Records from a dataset
####

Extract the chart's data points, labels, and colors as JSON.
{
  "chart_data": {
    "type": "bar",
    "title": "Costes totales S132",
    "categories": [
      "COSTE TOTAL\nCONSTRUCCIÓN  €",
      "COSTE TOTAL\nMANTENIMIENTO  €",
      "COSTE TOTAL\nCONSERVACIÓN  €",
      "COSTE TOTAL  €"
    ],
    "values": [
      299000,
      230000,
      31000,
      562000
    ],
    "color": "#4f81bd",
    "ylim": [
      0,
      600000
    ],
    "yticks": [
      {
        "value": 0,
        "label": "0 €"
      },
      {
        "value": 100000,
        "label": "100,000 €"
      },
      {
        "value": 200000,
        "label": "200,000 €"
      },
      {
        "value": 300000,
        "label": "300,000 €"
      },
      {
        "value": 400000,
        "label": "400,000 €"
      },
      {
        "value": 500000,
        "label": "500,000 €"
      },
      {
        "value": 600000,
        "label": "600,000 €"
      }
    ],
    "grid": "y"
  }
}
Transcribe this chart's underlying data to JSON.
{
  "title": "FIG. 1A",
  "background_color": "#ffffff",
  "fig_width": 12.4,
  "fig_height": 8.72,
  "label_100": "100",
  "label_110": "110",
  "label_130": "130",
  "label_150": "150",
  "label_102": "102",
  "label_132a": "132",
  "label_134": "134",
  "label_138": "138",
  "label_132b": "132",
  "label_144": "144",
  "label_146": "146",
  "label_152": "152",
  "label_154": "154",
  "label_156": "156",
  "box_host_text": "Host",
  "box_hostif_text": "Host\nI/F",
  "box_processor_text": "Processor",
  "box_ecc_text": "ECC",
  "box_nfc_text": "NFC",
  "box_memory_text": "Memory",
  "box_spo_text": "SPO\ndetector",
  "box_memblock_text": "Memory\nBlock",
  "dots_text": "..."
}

####

* [Work required] Count how many lines above contain the word "JSON". Reply with the number alone.

* [Written response] 2